Required action:
If a line holds an image, leave the image out; write out everything else in the records exactly.
++++++++
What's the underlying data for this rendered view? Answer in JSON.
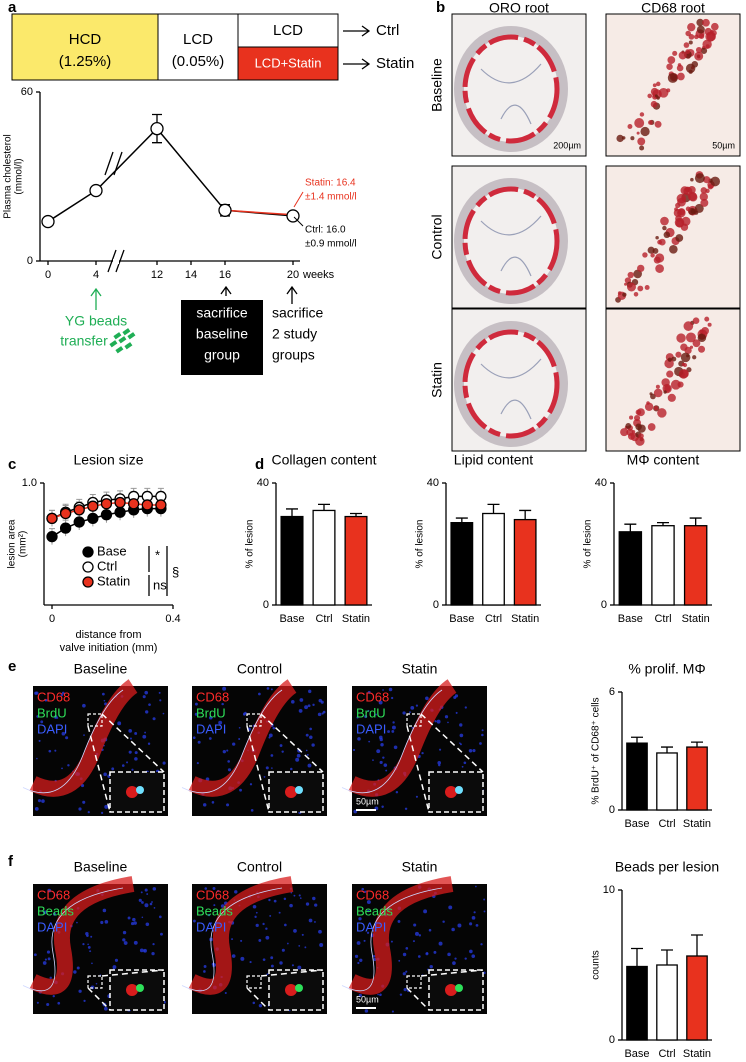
{
  "panel_labels": [
    "a",
    "b",
    "c",
    "d",
    "e",
    "f"
  ],
  "timeline": {
    "boxes": [
      {
        "lines": [
          "HCD",
          "(1.25%)"
        ]
      },
      {
        "lines": [
          "LCD",
          "(0.05%)"
        ]
      },
      {
        "lines": [
          "LCD"
        ]
      },
      {
        "lines": [
          "LCD+Statin"
        ]
      }
    ],
    "outcomes": [
      "Ctrl",
      "Statin"
    ],
    "events": [
      {
        "lines": [
          "YG beads",
          "transfer"
        ]
      },
      {
        "lines": [
          "sacrifice",
          "baseline",
          "group"
        ]
      },
      {
        "lines": [
          "sacrifice",
          "2 study",
          "groups"
        ]
      }
    ]
  },
  "histology": {
    "columns": [
      "ORO root",
      "CD68 root"
    ],
    "rows": [
      "Baseline",
      "Control",
      "Statin"
    ],
    "scales": [
      "200µm",
      "50µm"
    ]
  },
  "fluorescence": [
    {
      "titles": [
        "Baseline",
        "Control",
        "Statin"
      ],
      "channels": [
        "CD68",
        "BrdU",
        "DAPI"
      ],
      "scale": "50µm"
    },
    {
      "titles": [
        "Baseline",
        "Control",
        "Statin"
      ],
      "channels": [
        "CD68",
        "Beads",
        "DAPI"
      ],
      "scale": "50µm"
    }
  ],
  "chart_data": [
    {
      "type": "line",
      "ylabel": [
        "Plasma cholesterol",
        "(mmol/l)"
      ],
      "x_unit": "weeks",
      "xlim": [
        0,
        20
      ],
      "xticks": [
        0,
        4,
        12,
        14,
        16,
        20
      ],
      "ylim": [
        0,
        60
      ],
      "yticks": [
        0,
        60
      ],
      "series": [
        {
          "color": "#000000",
          "marker_fill": "#ffffff",
          "x": [
            0,
            4,
            12,
            16,
            20
          ],
          "values": [
            14,
            25,
            47,
            18,
            16.0
          ],
          "errors": [
            null,
            null,
            5,
            2,
            null
          ]
        },
        {
          "color": "#e8321e",
          "x": [
            16,
            20
          ],
          "values": [
            18,
            16.4
          ]
        }
      ],
      "annotations": [
        {
          "color": "#e8321e",
          "lines": [
            "Statin: 16.4",
            "±1.4 mmol/l"
          ]
        },
        {
          "color": "#000000",
          "lines": [
            "Ctrl: 16.0",
            "±0.9 mmol/l"
          ]
        }
      ]
    },
    {
      "type": "line",
      "title": "Lesion size",
      "ylabel": [
        "lesion area",
        "(mm²)"
      ],
      "xlabel": [
        "distance from",
        "valve initiation (mm)"
      ],
      "x": [
        0,
        0.045,
        0.09,
        0.135,
        0.18,
        0.225,
        0.27,
        0.315,
        0.36
      ],
      "xlim": [
        0,
        0.4
      ],
      "xticks": [
        0,
        0.4
      ],
      "ylim": [
        0,
        1
      ],
      "yticks": [
        {
          "value": 1,
          "label": "1.0"
        }
      ],
      "series": [
        {
          "name": "Base",
          "color": "#000000",
          "marker_fill": "#000000",
          "values": [
            0.56,
            0.63,
            0.68,
            0.71,
            0.74,
            0.76,
            0.78,
            0.79,
            0.79
          ]
        },
        {
          "name": "Ctrl",
          "color": "#000000",
          "marker_fill": "#ffffff",
          "values": [
            0.71,
            0.76,
            0.8,
            0.84,
            0.86,
            0.87,
            0.89,
            0.89,
            0.89
          ]
        },
        {
          "name": "Statin",
          "color": "#e8321e",
          "marker_fill": "#e8321e",
          "values": [
            0.71,
            0.75,
            0.78,
            0.81,
            0.83,
            0.84,
            0.83,
            0.82,
            0.82
          ]
        }
      ],
      "annotations": [
        "*",
        "ns",
        "§"
      ]
    },
    {
      "type": "bar",
      "title": "Collagen content",
      "ylabel": "% of lesion",
      "categories": [
        "Base",
        "Ctrl",
        "Statin"
      ],
      "values": [
        29,
        31,
        29
      ],
      "errors": [
        2.5,
        2,
        1
      ],
      "colors": [
        "#000000",
        "#ffffff",
        "#e8321e"
      ],
      "ylim": [
        0,
        40
      ],
      "yticks": [
        0,
        40
      ]
    },
    {
      "type": "bar",
      "title": "Lipid content",
      "ylabel": "% of lesion",
      "categories": [
        "Base",
        "Ctrl",
        "Statin"
      ],
      "values": [
        27,
        30,
        28
      ],
      "errors": [
        1.5,
        3,
        3
      ],
      "colors": [
        "#000000",
        "#ffffff",
        "#e8321e"
      ],
      "ylim": [
        0,
        40
      ],
      "yticks": [
        0,
        40
      ]
    },
    {
      "type": "bar",
      "title": "MΦ content",
      "ylabel": "% of lesion",
      "categories": [
        "Base",
        "Ctrl",
        "Statin"
      ],
      "values": [
        24,
        26,
        26
      ],
      "errors": [
        2.5,
        1,
        2.5
      ],
      "colors": [
        "#000000",
        "#ffffff",
        "#e8321e"
      ],
      "ylim": [
        0,
        40
      ],
      "yticks": [
        0,
        40
      ]
    },
    {
      "type": "bar",
      "title": "% prolif. MΦ",
      "ylabel": "% BrdU⁺ of CD68⁺ cells",
      "categories": [
        "Base",
        "Ctrl",
        "Statin"
      ],
      "values": [
        3.4,
        2.9,
        3.2
      ],
      "errors": [
        0.3,
        0.3,
        0.25
      ],
      "colors": [
        "#000000",
        "#ffffff",
        "#e8321e"
      ],
      "ylim": [
        0,
        6
      ],
      "yticks": [
        0,
        6
      ]
    },
    {
      "type": "bar",
      "title": "Beads per lesion",
      "ylabel": "counts",
      "categories": [
        "Base",
        "Ctrl",
        "Statin"
      ],
      "values": [
        4.9,
        5.0,
        5.6
      ],
      "errors": [
        1.2,
        1.0,
        1.4
      ],
      "colors": [
        "#000000",
        "#ffffff",
        "#e8321e"
      ],
      "ylim": [
        0,
        10
      ],
      "yticks": [
        0,
        10
      ]
    }
  ]
}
++++++++
Exercise response:
What's the underlying data for this rendered view? Answer in JSON.
{
  "panel_labels": [
    "a",
    "b",
    "c",
    "d",
    "e",
    "f"
  ],
  "timeline": {
    "boxes": [
      {
        "lines": [
          "HCD",
          "(1.25%)"
        ]
      },
      {
        "lines": [
          "LCD",
          "(0.05%)"
        ]
      },
      {
        "lines": [
          "LCD"
        ]
      },
      {
        "lines": [
          "LCD+Statin"
        ]
      }
    ],
    "outcomes": [
      "Ctrl",
      "Statin"
    ],
    "events": [
      {
        "lines": [
          "YG beads",
          "transfer"
        ]
      },
      {
        "lines": [
          "sacrifice",
          "baseline",
          "group"
        ]
      },
      {
        "lines": [
          "sacrifice",
          "2 study",
          "groups"
        ]
      }
    ]
  },
  "histology": {
    "columns": [
      "ORO root",
      "CD68 root"
    ],
    "rows": [
      "Baseline",
      "Control",
      "Statin"
    ],
    "scales": [
      "200µm",
      "50µm"
    ]
  },
  "fluorescence": [
    {
      "titles": [
        "Baseline",
        "Control",
        "Statin"
      ],
      "channels": [
        "CD68",
        "BrdU",
        "DAPI"
      ],
      "scale": "50µm"
    },
    {
      "titles": [
        "Baseline",
        "Control",
        "Statin"
      ],
      "channels": [
        "CD68",
        "Beads",
        "DAPI"
      ],
      "scale": "50µm"
    }
  ],
  "chart_data": [
    {
      "type": "line",
      "ylabel": [
        "Plasma cholesterol",
        "(mmol/l)"
      ],
      "x_unit": "weeks",
      "xlim": [
        0,
        20
      ],
      "xticks": [
        0,
        4,
        12,
        14,
        16,
        20
      ],
      "ylim": [
        0,
        60
      ],
      "yticks": [
        0,
        60
      ],
      "series": [
        {
          "color": "#000000",
          "marker_fill": "#ffffff",
          "x": [
            0,
            4,
            12,
            16,
            20
          ],
          "values": [
            14,
            25,
            47,
            18,
            16.0
          ],
          "errors": [
            null,
            null,
            5,
            2,
            null
          ]
        },
        {
          "color": "#e8321e",
          "x": [
            16,
            20
          ],
          "values": [
            18,
            16.4
          ]
        }
      ],
      "annotations": [
        {
          "color": "#e8321e",
          "lines": [
            "Statin: 16.4",
            "±1.4 mmol/l"
          ]
        },
        {
          "color": "#000000",
          "lines": [
            "Ctrl: 16.0",
            "±0.9 mmol/l"
          ]
        }
      ]
    },
    {
      "type": "line",
      "title": "Lesion size",
      "ylabel": [
        "lesion area",
        "(mm²)"
      ],
      "xlabel": [
        "distance from",
        "valve initiation (mm)"
      ],
      "x": [
        0,
        0.045,
        0.09,
        0.135,
        0.18,
        0.225,
        0.27,
        0.315,
        0.36
      ],
      "xlim": [
        0,
        0.4
      ],
      "xticks": [
        0,
        0.4
      ],
      "ylim": [
        0,
        1
      ],
      "yticks": [
        {
          "value": 1,
          "label": "1.0"
        }
      ],
      "series": [
        {
          "name": "Base",
          "color": "#000000",
          "marker_fill": "#000000",
          "values": [
            0.56,
            0.63,
            0.68,
            0.71,
            0.74,
            0.76,
            0.78,
            0.79,
            0.79
          ]
        },
        {
          "name": "Ctrl",
          "color": "#000000",
          "marker_fill": "#ffffff",
          "values": [
            0.71,
            0.76,
            0.8,
            0.84,
            0.86,
            0.87,
            0.89,
            0.89,
            0.89
          ]
        },
        {
          "name": "Statin",
          "color": "#e8321e",
          "marker_fill": "#e8321e",
          "values": [
            0.71,
            0.75,
            0.78,
            0.81,
            0.83,
            0.84,
            0.83,
            0.82,
            0.82
          ]
        }
      ],
      "annotations": [
        "*",
        "ns",
        "§"
      ]
    },
    {
      "type": "bar",
      "title": "Collagen content",
      "ylabel": "% of lesion",
      "categories": [
        "Base",
        "Ctrl",
        "Statin"
      ],
      "values": [
        29,
        31,
        29
      ],
      "errors": [
        2.5,
        2,
        1
      ],
      "colors": [
        "#000000",
        "#ffffff",
        "#e8321e"
      ],
      "ylim": [
        0,
        40
      ],
      "yticks": [
        0,
        40
      ]
    },
    {
      "type": "bar",
      "title": "Lipid content",
      "ylabel": "% of lesion",
      "categories": [
        "Base",
        "Ctrl",
        "Statin"
      ],
      "values": [
        27,
        30,
        28
      ],
      "errors": [
        1.5,
        3,
        3
      ],
      "colors": [
        "#000000",
        "#ffffff",
        "#e8321e"
      ],
      "ylim": [
        0,
        40
      ],
      "yticks": [
        0,
        40
      ]
    },
    {
      "type": "bar",
      "title": "MΦ content",
      "ylabel": "% of lesion",
      "categories": [
        "Base",
        "Ctrl",
        "Statin"
      ],
      "values": [
        24,
        26,
        26
      ],
      "errors": [
        2.5,
        1,
        2.5
      ],
      "colors": [
        "#000000",
        "#ffffff",
        "#e8321e"
      ],
      "ylim": [
        0,
        40
      ],
      "yticks": [
        0,
        40
      ]
    },
    {
      "type": "bar",
      "title": "% prolif. MΦ",
      "ylabel": "% BrdU⁺ of CD68⁺ cells",
      "categories": [
        "Base",
        "Ctrl",
        "Statin"
      ],
      "values": [
        3.4,
        2.9,
        3.2
      ],
      "errors": [
        0.3,
        0.3,
        0.25
      ],
      "colors": [
        "#000000",
        "#ffffff",
        "#e8321e"
      ],
      "ylim": [
        0,
        6
      ],
      "yticks": [
        0,
        6
      ]
    },
    {
      "type": "bar",
      "title": "Beads per lesion",
      "ylabel": "counts",
      "categories": [
        "Base",
        "Ctrl",
        "Statin"
      ],
      "values": [
        4.9,
        5.0,
        5.6
      ],
      "errors": [
        1.2,
        1.0,
        1.4
      ],
      "colors": [
        "#000000",
        "#ffffff",
        "#e8321e"
      ],
      "ylim": [
        0,
        10
      ],
      "yticks": [
        0,
        10
      ]
    }
  ]
}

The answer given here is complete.